ENTREVISTA

Sinal amarelo para a matéria-prima do crescimento

Presidente do Sindicato dos Químicos do ABC, Raimundo Suzart, critica setor por abusar da rotatividade: “Ganhou muito nos últimos dez anos e tem gordura para não tratar resfriado como pneumonia”

DINO SANTOS/AGÊNCIA ÀGAMA

Um sinal amarelo acendeu na base do Sindicato dos Químicos do ABC, entidade que representa 40 mil trabalhadores de diversos setores, inclusive o estratégico polo petroquímico. No primeiro semestre, entre contratações e demissões, a base perdeu 1.400 vagas, especialmente no segmento plástico, que concentra metade da categoria.

“A Lava Jato deixou de ser criminal e virou processo político. O Serra é citado e botam uma tarja preta em cima do nome dele. Há um problema econômico mundial, mas que no Brasil é agravado pela crise política”

“É um número considerável”, comenta o presidente da entidade, Raimundo Suzart. Baiano de Andaraí, na Chapada Diamantina, ele está na base da categoria química do ABC há 30 anos – tem 47. Eleita em novembro passado com 98% dos votos, a nova diretoria tomou posse em abril, e em julho último realizou seu 12º congresso – que, entre outros temas, discutiu o cenário político e a campanha salarial que se aproxima, em um ambiente turbulento.

### INFORMAÇÕES APRESENTADAS
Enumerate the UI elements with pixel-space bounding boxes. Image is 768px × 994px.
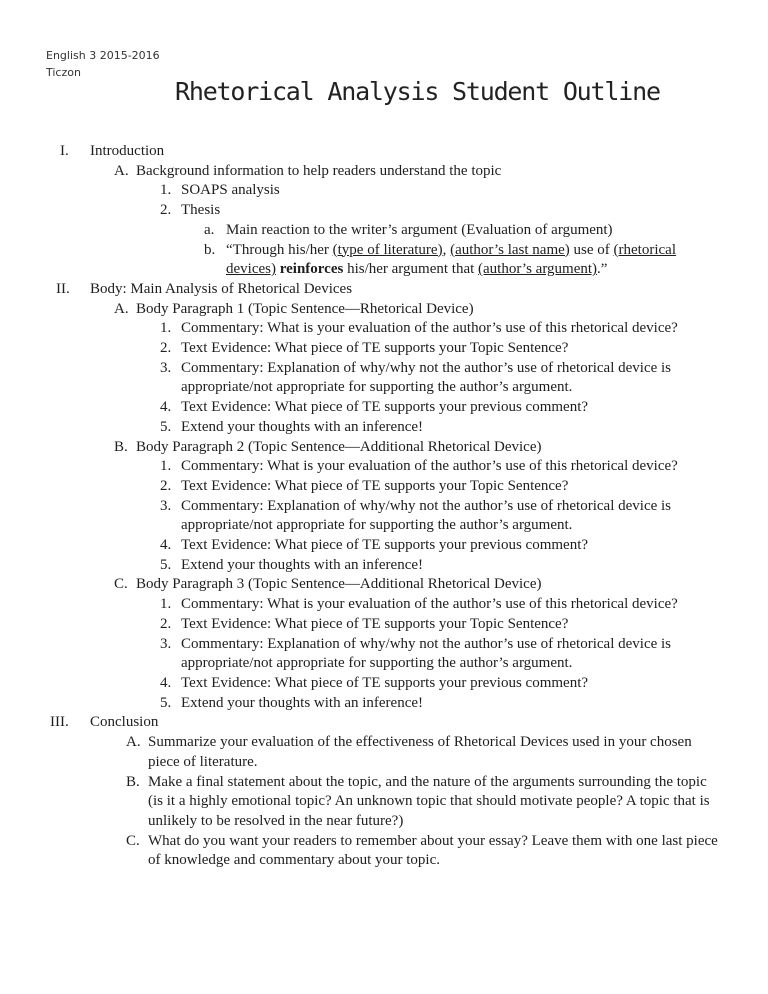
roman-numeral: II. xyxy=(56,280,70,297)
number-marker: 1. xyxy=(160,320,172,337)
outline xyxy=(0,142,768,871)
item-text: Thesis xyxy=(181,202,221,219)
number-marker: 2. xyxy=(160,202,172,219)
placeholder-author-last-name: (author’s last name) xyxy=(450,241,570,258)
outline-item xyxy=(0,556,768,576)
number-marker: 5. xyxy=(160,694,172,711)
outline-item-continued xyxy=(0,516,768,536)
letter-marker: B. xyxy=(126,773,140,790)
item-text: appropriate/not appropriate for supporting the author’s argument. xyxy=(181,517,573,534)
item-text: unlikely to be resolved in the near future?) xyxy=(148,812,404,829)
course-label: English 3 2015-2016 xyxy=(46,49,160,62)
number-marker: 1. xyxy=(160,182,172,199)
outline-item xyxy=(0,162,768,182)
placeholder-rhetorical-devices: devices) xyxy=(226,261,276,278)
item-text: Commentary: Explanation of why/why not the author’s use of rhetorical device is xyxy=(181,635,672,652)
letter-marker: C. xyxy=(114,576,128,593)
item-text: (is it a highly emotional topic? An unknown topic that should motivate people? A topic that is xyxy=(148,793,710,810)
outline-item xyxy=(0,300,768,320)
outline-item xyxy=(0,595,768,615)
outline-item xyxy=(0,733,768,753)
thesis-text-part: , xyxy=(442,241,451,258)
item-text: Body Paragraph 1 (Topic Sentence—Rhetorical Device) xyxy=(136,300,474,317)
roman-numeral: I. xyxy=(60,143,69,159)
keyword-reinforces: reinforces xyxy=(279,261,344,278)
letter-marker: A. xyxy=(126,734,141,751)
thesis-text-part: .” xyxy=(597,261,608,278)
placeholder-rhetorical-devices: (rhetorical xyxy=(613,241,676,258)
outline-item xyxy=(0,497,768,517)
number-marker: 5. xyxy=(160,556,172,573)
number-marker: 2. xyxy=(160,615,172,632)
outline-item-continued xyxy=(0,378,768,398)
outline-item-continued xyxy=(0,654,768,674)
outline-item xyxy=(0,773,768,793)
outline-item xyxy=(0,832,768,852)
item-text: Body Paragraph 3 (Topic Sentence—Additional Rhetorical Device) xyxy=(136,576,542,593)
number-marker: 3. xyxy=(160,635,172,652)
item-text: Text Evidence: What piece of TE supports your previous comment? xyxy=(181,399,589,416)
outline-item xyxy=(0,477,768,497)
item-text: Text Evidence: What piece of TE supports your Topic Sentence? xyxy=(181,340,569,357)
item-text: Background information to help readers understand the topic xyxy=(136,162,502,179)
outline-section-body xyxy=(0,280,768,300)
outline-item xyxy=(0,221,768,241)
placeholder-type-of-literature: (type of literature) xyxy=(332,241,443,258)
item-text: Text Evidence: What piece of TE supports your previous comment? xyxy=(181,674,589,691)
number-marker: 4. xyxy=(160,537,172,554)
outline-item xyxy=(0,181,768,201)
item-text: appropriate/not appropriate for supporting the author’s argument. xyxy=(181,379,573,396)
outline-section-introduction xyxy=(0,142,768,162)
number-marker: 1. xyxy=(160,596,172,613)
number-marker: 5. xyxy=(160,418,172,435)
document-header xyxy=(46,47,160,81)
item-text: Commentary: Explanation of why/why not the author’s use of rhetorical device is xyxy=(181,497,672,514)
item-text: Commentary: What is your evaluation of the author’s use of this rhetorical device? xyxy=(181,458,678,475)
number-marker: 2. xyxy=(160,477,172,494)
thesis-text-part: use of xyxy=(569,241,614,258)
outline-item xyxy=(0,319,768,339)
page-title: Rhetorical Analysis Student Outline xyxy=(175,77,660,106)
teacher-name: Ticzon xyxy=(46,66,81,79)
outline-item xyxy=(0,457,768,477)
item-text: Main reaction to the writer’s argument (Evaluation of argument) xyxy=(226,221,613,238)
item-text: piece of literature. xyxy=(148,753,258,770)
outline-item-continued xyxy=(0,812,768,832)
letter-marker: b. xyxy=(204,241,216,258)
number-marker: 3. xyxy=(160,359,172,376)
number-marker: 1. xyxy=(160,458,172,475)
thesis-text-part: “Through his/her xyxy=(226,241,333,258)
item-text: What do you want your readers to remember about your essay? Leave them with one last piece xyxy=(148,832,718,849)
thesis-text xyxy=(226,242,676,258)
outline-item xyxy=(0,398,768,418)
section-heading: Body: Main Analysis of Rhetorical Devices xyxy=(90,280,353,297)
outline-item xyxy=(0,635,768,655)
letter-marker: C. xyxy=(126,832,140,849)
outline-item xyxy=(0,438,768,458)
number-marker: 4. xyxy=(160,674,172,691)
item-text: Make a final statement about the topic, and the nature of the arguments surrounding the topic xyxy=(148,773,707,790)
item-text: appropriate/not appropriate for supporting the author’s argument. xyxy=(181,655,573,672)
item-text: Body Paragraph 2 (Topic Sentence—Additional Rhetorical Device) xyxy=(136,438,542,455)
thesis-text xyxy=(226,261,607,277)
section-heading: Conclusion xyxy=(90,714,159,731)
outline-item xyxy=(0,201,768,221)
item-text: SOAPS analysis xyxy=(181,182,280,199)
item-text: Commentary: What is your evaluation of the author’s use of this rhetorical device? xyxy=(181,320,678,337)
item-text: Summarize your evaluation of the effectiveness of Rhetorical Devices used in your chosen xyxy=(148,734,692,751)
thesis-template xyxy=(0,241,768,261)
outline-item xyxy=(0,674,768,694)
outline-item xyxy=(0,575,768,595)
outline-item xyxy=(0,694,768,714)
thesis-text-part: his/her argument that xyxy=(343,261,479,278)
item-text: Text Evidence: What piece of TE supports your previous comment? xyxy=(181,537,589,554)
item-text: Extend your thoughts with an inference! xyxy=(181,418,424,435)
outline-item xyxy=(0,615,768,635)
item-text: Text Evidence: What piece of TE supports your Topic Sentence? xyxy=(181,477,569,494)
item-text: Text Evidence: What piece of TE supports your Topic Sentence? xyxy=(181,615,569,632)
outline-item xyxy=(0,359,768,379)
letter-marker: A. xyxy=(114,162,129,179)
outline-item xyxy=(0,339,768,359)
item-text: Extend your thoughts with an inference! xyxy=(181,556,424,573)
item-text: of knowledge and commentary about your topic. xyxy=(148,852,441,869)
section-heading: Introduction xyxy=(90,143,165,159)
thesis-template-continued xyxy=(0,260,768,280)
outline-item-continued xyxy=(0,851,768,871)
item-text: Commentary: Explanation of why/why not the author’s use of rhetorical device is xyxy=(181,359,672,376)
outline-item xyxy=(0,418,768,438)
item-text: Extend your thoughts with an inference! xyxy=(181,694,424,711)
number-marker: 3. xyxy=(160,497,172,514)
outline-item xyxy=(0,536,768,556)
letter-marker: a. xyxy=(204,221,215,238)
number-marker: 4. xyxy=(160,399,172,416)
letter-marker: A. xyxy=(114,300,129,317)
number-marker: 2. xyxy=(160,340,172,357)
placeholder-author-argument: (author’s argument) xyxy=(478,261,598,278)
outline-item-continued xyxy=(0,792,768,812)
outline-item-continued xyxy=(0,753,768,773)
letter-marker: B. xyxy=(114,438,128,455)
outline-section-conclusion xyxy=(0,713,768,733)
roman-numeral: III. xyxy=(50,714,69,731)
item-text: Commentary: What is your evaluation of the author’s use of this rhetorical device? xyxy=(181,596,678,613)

---

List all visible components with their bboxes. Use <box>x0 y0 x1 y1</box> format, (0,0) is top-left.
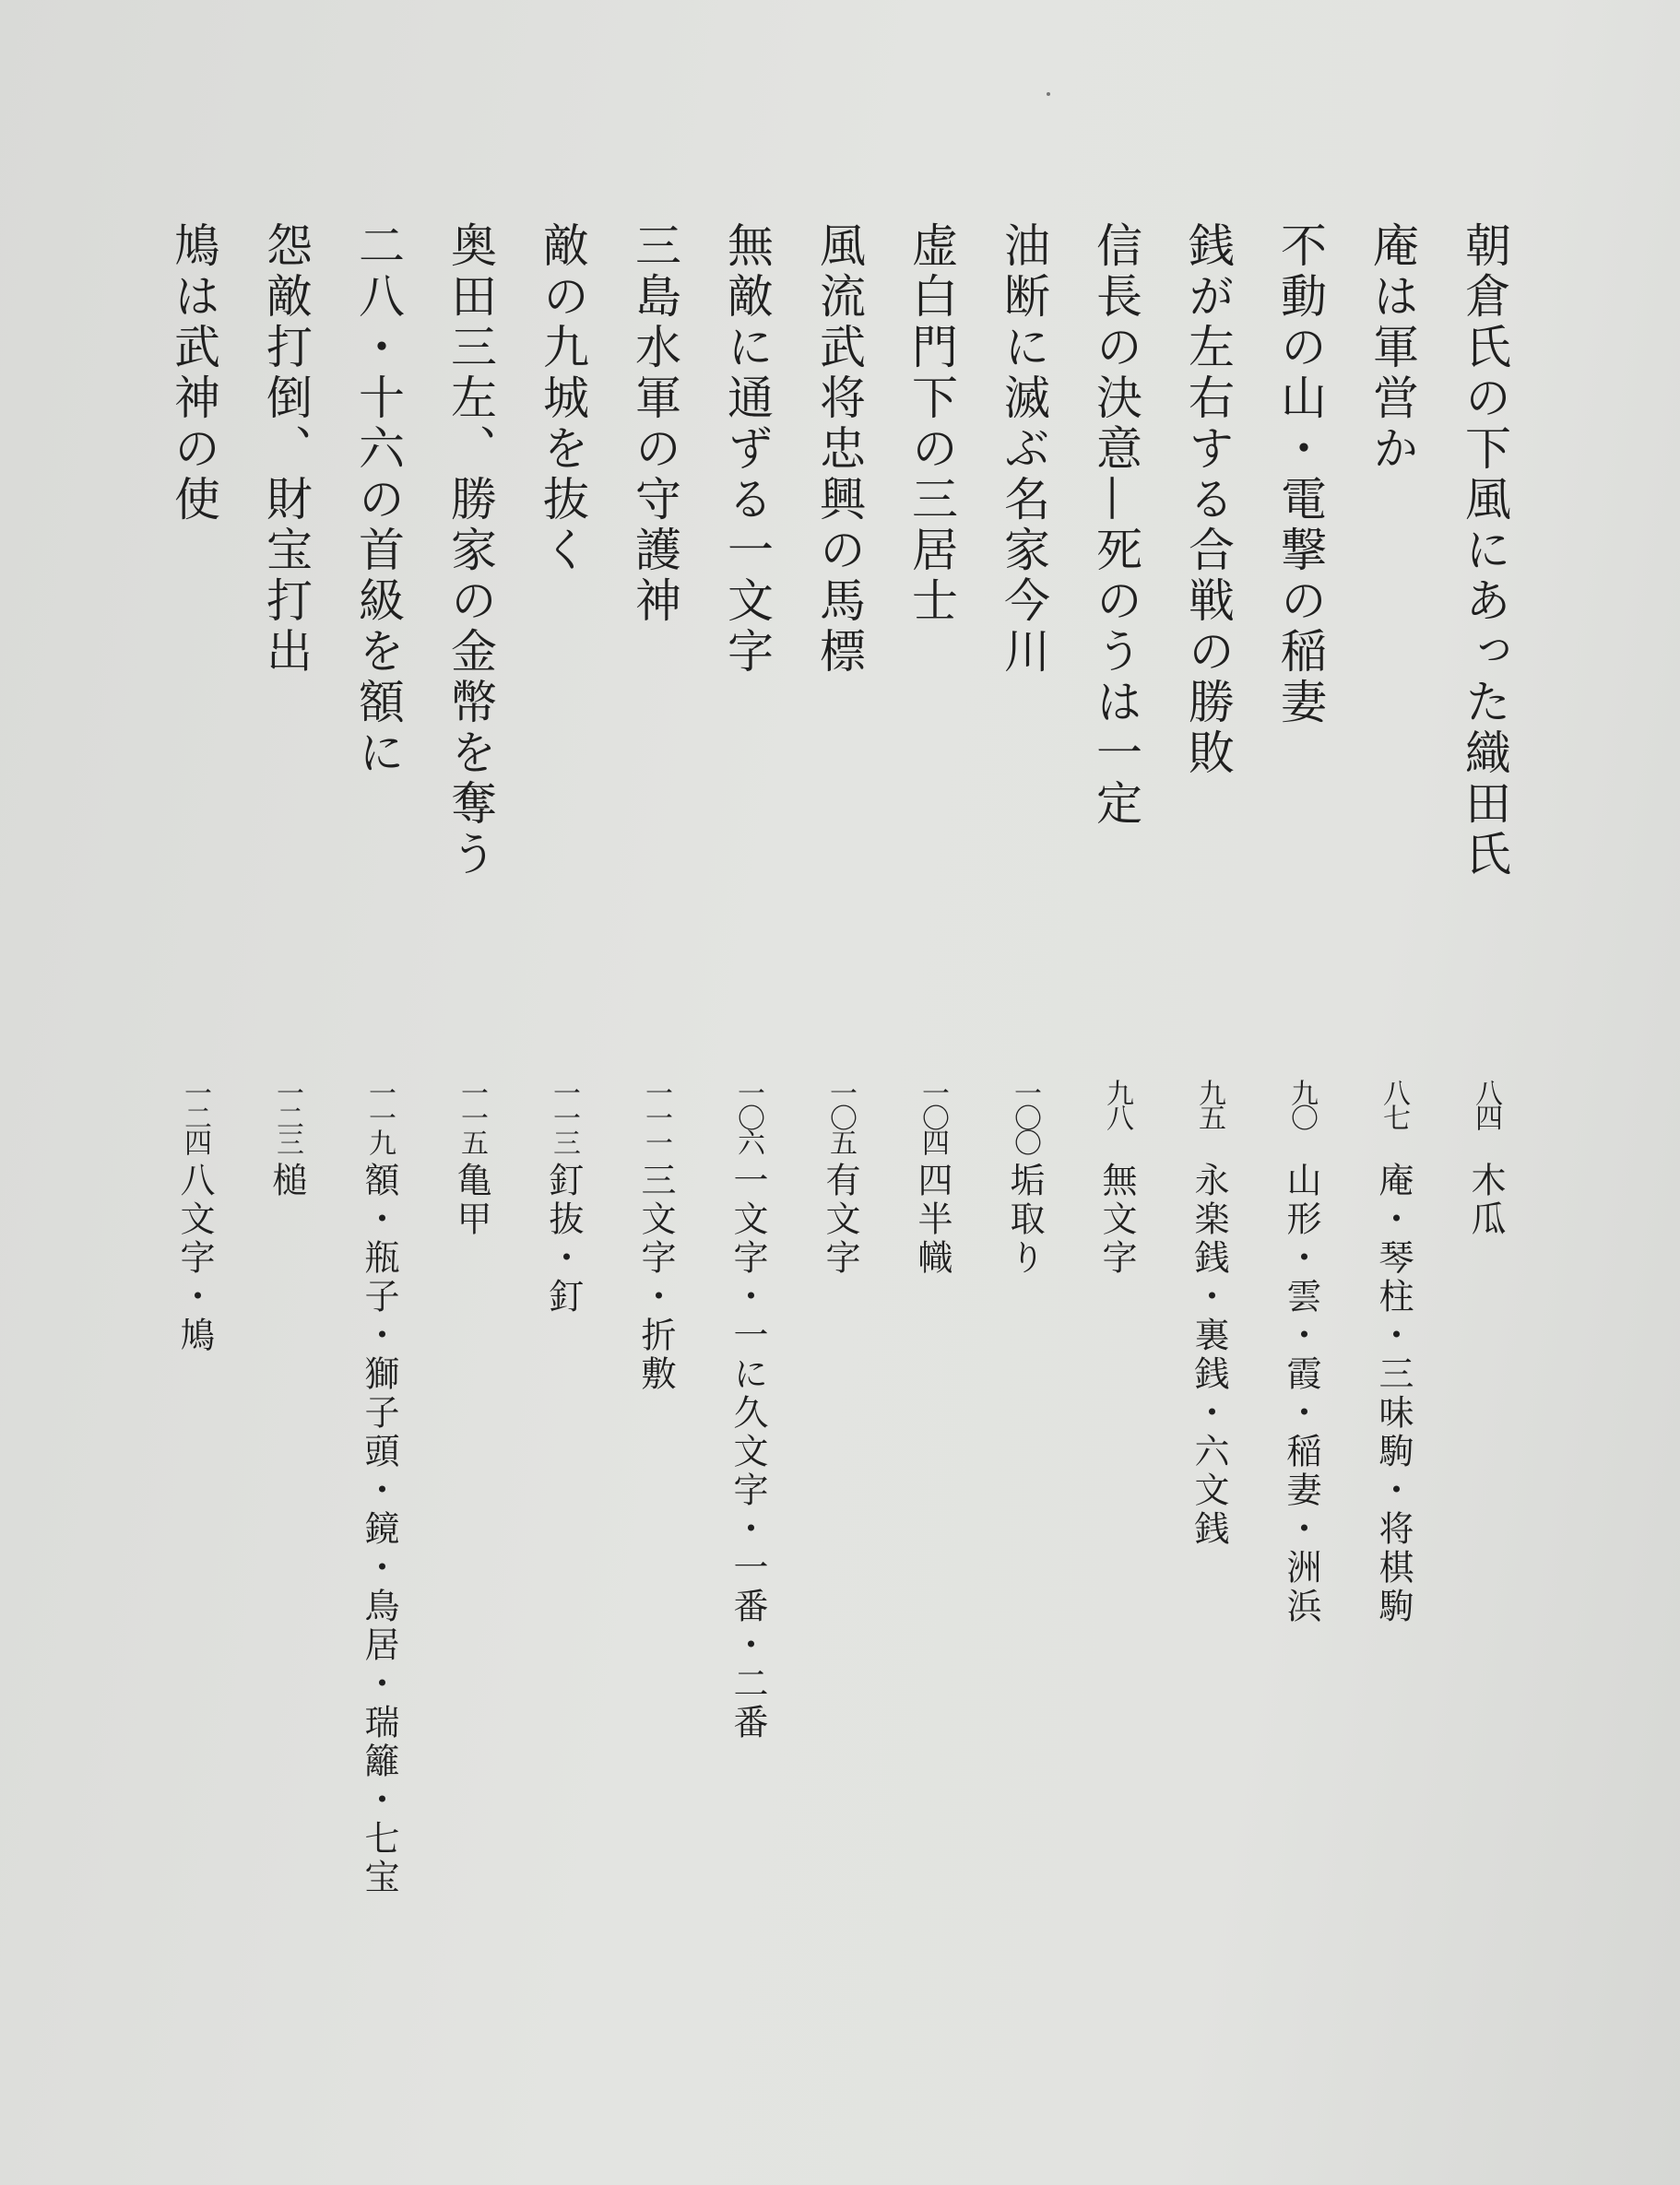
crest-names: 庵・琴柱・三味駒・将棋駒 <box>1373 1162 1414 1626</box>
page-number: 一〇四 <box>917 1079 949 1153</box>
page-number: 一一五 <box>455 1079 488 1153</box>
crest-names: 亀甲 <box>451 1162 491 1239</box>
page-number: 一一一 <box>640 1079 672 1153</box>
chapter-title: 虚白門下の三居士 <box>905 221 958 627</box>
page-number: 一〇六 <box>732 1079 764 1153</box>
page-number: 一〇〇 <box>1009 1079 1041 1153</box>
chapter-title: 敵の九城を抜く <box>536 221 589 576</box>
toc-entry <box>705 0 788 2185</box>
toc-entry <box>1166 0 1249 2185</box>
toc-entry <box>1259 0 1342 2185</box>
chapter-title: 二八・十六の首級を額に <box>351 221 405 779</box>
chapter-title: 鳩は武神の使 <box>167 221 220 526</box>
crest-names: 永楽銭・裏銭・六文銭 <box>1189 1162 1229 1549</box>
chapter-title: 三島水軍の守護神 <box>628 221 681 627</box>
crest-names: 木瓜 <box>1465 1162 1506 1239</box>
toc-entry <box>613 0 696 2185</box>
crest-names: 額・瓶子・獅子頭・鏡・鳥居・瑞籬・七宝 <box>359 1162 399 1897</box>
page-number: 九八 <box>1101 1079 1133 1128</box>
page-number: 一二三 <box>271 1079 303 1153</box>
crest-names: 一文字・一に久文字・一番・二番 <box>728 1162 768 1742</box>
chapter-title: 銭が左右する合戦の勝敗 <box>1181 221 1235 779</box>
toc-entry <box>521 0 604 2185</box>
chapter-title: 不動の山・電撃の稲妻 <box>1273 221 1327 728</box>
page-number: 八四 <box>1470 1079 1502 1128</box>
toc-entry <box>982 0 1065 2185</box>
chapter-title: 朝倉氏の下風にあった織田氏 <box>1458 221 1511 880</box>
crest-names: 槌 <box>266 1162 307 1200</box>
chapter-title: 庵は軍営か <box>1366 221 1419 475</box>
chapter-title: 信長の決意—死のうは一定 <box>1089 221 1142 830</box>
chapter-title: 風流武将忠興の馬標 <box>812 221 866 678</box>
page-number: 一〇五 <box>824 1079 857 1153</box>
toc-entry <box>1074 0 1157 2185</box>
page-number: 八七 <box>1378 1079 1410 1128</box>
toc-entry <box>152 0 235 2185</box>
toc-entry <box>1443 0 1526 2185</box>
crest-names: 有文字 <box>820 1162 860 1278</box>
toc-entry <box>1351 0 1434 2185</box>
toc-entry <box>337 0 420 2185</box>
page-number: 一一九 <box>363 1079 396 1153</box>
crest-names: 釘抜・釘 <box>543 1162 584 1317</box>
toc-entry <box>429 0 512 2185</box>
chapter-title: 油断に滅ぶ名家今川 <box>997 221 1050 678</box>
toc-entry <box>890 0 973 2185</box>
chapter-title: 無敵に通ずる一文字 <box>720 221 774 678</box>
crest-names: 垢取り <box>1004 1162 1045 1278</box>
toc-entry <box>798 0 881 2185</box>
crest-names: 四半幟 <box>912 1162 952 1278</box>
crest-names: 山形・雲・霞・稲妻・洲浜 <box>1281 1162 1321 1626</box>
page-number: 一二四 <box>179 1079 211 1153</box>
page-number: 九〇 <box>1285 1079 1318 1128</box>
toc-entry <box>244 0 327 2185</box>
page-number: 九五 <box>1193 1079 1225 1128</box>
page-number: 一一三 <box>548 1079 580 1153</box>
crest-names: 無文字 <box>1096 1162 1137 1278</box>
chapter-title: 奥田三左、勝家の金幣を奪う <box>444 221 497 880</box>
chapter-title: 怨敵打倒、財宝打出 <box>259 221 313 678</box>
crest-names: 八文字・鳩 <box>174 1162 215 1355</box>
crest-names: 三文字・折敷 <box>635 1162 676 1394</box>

### OBJETIVO DO EXERCÍCIO
Diga se cada afirmação abaixo está de acordo com o texto sobre o Sindicato dos Químicos do ABC. Responda sim ou não e cite literalmente as palavras do texto que decidem cada caso.
1. O sindicato representa 40 mil trabalhadores.
2. A base perdeu 1.400 vagas no segundo semestre.
3. A nova diretoria foi eleita com 98% dos votos.

### RESPOSTA DA TAREFA
1. Sim: “entidade que representa 40 mil trabalhadores de diversos setores”.
2. Não: “No primeiro semestre, entre contratações e demissões, a base perdeu 1.400 vagas”.
3. Sim: “Eleita em novembro passado com 98% dos votos”.